- GIVEN PROBLEM: Your answer should be a single number: the count of lines that include "ingestions".

Stored dataset items:
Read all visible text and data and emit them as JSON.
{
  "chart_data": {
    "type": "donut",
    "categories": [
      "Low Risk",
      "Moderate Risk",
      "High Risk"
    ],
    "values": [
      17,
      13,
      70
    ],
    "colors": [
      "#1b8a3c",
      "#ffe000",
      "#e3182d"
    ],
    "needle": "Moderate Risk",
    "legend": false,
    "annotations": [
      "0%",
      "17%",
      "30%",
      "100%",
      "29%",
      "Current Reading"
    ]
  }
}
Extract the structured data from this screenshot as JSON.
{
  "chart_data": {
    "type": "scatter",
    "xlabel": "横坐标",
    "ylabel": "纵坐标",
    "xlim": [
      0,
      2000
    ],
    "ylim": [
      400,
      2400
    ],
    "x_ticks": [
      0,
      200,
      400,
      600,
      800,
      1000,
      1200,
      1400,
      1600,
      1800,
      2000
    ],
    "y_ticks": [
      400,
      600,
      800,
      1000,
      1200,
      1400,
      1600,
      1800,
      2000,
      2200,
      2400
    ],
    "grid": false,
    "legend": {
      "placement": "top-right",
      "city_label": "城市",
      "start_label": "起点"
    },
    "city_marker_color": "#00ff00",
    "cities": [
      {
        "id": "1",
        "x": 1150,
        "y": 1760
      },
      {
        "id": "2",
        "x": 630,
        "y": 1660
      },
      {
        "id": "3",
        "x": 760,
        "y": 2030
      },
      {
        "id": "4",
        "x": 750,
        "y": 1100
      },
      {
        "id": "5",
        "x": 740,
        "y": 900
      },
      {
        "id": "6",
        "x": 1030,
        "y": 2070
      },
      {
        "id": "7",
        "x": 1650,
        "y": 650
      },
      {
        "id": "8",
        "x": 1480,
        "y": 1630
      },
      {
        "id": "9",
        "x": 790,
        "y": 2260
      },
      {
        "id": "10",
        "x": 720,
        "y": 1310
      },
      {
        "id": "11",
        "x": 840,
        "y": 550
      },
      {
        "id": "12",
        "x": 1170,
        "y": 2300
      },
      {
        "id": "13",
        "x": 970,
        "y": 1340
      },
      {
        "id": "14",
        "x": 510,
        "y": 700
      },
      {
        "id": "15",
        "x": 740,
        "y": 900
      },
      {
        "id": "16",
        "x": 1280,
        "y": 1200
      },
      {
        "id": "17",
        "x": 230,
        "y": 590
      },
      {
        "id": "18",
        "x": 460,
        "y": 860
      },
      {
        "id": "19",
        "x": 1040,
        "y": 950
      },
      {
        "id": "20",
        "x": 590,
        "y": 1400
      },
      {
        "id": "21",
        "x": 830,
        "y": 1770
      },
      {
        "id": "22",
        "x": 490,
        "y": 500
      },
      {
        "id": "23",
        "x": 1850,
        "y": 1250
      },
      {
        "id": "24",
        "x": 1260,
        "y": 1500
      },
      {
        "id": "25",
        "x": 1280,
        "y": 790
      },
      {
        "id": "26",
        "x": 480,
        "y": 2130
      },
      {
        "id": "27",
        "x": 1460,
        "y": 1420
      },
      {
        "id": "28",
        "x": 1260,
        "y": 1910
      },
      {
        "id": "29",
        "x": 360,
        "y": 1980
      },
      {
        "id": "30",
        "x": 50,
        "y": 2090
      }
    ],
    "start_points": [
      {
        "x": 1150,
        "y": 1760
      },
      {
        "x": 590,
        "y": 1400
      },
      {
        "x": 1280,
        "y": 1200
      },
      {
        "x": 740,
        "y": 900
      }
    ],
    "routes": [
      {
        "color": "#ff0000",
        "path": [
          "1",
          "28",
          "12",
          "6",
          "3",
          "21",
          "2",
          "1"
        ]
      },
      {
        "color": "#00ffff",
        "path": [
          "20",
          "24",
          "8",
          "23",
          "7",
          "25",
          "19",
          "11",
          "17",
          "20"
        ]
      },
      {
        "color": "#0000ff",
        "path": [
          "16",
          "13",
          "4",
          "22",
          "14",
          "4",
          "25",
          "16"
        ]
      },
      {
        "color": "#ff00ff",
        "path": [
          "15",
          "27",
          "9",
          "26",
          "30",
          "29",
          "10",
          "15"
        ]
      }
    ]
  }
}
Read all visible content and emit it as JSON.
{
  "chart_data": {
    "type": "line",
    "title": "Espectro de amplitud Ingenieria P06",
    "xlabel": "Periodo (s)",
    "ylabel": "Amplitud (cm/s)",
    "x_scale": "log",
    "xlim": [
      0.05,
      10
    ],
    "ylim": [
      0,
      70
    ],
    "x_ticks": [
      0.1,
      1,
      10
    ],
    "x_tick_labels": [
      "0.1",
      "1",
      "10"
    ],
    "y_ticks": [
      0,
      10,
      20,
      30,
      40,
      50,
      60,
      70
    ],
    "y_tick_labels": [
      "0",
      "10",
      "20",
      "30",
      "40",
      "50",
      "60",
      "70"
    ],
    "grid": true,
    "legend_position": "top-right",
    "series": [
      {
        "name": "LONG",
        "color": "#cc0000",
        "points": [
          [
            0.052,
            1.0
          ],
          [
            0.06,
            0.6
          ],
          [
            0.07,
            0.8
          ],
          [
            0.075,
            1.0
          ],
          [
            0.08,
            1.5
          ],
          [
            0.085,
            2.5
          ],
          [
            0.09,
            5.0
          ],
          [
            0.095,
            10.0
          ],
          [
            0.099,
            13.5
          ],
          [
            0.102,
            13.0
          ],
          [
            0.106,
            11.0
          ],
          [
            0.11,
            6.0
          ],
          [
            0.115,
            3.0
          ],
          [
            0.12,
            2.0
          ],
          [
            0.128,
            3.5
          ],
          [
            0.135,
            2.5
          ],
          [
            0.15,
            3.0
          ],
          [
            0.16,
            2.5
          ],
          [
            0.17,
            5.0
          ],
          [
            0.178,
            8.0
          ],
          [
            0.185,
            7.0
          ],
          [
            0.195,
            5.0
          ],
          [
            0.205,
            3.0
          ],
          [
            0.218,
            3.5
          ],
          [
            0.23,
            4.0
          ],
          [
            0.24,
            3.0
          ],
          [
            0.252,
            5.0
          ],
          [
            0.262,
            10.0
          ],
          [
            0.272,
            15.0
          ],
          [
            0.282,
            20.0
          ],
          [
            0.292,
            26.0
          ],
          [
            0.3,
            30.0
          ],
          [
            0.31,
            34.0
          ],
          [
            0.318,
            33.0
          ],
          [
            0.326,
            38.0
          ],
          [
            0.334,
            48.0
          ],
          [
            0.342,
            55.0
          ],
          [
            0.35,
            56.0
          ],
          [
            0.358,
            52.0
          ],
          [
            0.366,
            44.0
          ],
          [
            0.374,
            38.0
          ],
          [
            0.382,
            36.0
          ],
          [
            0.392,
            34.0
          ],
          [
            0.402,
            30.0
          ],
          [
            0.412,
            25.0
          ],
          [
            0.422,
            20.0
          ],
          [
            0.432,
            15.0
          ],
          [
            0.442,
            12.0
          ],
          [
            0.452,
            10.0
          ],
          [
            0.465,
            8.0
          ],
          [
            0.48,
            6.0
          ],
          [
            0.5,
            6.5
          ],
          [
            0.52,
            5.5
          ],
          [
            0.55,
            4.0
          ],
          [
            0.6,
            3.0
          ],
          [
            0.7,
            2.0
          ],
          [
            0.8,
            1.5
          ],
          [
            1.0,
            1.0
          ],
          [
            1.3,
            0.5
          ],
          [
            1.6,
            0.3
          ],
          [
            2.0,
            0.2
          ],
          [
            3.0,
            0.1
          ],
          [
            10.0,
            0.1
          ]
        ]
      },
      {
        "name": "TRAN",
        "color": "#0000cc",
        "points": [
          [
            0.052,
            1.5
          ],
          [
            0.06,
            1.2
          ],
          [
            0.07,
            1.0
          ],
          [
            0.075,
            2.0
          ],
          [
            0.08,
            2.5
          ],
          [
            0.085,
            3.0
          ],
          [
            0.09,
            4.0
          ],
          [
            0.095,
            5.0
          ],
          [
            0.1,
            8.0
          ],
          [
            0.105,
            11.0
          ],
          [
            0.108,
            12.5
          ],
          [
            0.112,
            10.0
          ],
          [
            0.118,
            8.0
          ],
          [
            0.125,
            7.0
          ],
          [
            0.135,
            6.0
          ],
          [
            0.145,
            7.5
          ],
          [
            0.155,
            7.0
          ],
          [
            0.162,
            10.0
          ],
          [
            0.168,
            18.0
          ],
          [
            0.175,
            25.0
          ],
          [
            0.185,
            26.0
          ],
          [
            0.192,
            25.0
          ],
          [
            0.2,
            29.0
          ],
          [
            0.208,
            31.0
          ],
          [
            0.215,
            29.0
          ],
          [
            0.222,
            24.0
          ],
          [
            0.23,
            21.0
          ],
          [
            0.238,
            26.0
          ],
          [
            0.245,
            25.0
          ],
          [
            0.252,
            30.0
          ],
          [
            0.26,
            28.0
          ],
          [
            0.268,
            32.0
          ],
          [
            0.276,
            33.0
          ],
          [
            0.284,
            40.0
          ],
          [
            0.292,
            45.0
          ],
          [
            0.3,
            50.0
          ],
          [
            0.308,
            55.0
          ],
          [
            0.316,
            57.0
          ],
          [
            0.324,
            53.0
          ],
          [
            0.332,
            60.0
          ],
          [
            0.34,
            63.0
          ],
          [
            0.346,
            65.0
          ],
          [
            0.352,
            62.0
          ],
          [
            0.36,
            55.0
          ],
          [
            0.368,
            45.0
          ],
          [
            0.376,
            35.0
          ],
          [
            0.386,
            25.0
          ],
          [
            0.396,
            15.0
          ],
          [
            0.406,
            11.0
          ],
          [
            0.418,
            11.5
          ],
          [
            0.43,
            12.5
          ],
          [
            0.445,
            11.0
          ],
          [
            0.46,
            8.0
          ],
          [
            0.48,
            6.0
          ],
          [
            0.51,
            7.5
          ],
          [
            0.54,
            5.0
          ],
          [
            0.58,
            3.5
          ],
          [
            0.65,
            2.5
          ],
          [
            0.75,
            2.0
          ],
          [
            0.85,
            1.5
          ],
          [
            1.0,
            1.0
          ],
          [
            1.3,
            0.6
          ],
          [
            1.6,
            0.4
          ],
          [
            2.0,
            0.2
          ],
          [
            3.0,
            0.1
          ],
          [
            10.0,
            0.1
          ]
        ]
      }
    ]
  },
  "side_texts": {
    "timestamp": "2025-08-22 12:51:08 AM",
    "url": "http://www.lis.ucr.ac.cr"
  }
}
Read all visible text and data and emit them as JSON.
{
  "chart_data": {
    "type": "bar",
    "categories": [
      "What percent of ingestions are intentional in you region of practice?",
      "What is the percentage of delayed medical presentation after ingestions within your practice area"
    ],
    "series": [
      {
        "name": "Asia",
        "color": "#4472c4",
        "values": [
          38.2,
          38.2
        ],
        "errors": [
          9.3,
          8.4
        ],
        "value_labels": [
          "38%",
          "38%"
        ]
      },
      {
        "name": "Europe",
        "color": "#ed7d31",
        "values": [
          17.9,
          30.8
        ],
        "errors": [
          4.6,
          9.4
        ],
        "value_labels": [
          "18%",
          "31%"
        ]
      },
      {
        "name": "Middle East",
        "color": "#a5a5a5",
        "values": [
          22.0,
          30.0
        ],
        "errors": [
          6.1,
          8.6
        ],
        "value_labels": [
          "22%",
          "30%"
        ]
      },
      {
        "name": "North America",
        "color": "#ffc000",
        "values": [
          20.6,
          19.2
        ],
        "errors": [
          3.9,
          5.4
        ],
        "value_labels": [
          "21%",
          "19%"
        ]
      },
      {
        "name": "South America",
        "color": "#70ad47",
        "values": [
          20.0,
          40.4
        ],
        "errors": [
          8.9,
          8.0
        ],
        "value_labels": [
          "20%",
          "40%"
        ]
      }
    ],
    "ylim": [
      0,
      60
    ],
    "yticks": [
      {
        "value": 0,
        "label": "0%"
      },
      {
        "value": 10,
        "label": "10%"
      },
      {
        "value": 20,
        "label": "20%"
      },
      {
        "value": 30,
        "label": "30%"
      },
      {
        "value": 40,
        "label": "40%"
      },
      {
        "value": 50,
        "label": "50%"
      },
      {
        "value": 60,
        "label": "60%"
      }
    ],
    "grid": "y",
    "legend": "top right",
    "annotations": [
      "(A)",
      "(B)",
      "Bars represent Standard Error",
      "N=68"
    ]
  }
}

- FINAL RESULT: 2